▶ [Data entries]:
# # # # #
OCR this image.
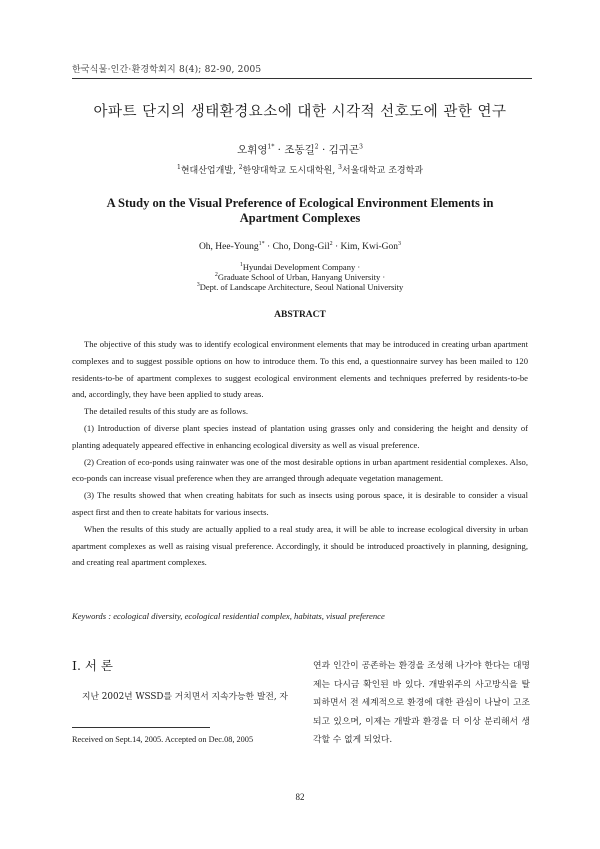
한국식물·인간·환경학회지 8(4); 82-90, 2005
아파트 단지의 생태환경요소에 대한 시각적 선호도에 관한 연구
오휘영$^{1*}$ · 조동길$^2$ · 김귀곤$^3$
$^1$현대산업개발, $^2$한양대학교 도시대학원, $^3$서울대학교 조경학과
A Study on the Visual Preference of Ecological Environment Elements in
Apartment Complexes
Oh, Hee-Young$^{1*}$ · Cho, Dong-Gil$^2$ · Kim, Kwi-Gon$^3$
$^1$Hyundai Development Company ·
$^2$Graduate School of Urban, Hanyang University ·
$^3$Dept. of Landscape Architecture, Seoul National University
ABSTRACT

The objective of this study was to identify ecological environment elements that may be introduced in creating urban apartment complexes and to suggest possible options on how to introduce them. To this end, a questionnaire survey has been mailed to 120 residents-to-be of apartment complexes to suggest ecological environment elements and techniques preferred by residents-to-be and, accordingly, they have been applied to study areas.

The detailed results of this study are as follows.

(1) Introduction of diverse plant species instead of plantation using grasses only and considering the height and density of planting adequately appeared effective in enhancing ecological diversity as well as visual preference.

(2) Creation of eco-ponds using rainwater was one of the most desirable options in urban apartment residential complexes. Also, eco-ponds can increase visual preference when they are arranged through adequate vegetation management.

(3) The results showed that when creating habitats for such as insects using porous space, it is desirable to consider a visual aspect first and then to create habitats for various insects.

When the results of this study are actually applied to a real study area, it will be able to increase ecological diversity in urban apartment complexes as well as raising visual preference. Accordingly, it should be introduced proactively in planning, designing, and creating real apartment complexes.

Keywords : ecological diversity, ecological residential complex, habitats, visual preference
I. 서 론
지난 2002년 WSSD를 거치면서 지속가능한 발전, 자
Received on Sept.14, 2005. Accepted on Dec.08, 2005
연과 인간이 공존하는 환경을 조성해 나가야 한다는 대명제는 다시금 확인된 바 있다. 개발위주의 사고방식을 탈피하면서 전 세계적으로 환경에 대한 관심이 나날이 고조되고 있으며, 이제는 개발과 환경을 더 이상 분리해서 생각할 수 없게 되었다.
82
# # # # #
▶ [Set exercise]:
Repeat the records in full, exactly as they appear, without the pictures.

▶ [The result]:
OCR this image.
한국식물·인간·환경학회지 8(4); 82-90, 2005
아파트 단지의 생태환경요소에 대한 시각적 선호도에 관한 연구
오휘영$^{1*}$ · 조동길$^2$ · 김귀곤$^3$
$^1$현대산업개발, $^2$한양대학교 도시대학원, $^3$서울대학교 조경학과
A Study on the Visual Preference of Ecological Environment Elements in
Apartment Complexes
Oh, Hee-Young$^{1*}$ · Cho, Dong-Gil$^2$ · Kim, Kwi-Gon$^3$
$^1$Hyundai Development Company ·
$^2$Graduate School of Urban, Hanyang University ·
$^3$Dept. of Landscape Architecture, Seoul National University
ABSTRACT

The objective of this study was to identify ecological environment elements that may be introduced in creating urban apartment complexes and to suggest possible options on how to introduce them. To this end, a questionnaire survey has been mailed to 120 residents-to-be of apartment complexes to suggest ecological environment elements and techniques preferred by residents-to-be and, accordingly, they have been applied to study areas.

The detailed results of this study are as follows.

(1) Introduction of diverse plant species instead of plantation using grasses only and considering the height and density of planting adequately appeared effective in enhancing ecological diversity as well as visual preference.

(2) Creation of eco-ponds using rainwater was one of the most desirable options in urban apartment residential complexes. Also, eco-ponds can increase visual preference when they are arranged through adequate vegetation management.

(3) The results showed that when creating habitats for such as insects using porous space, it is desirable to consider a visual aspect first and then to create habitats for various insects.

When the results of this study are actually applied to a real study area, it will be able to increase ecological diversity in urban apartment complexes as well as raising visual preference. Accordingly, it should be introduced proactively in planning, designing, and creating real apartment complexes.

Keywords : ecological diversity, ecological residential complex, habitats, visual preference
I. 서 론
지난 2002년 WSSD를 거치면서 지속가능한 발전, 자
Received on Sept.14, 2005. Accepted on Dec.08, 2005
연과 인간이 공존하는 환경을 조성해 나가야 한다는 대명제는 다시금 확인된 바 있다. 개발위주의 사고방식을 탈피하면서 전 세계적으로 환경에 대한 관심이 나날이 고조되고 있으며, 이제는 개발과 환경을 더 이상 분리해서 생각할 수 없게 되었다.
82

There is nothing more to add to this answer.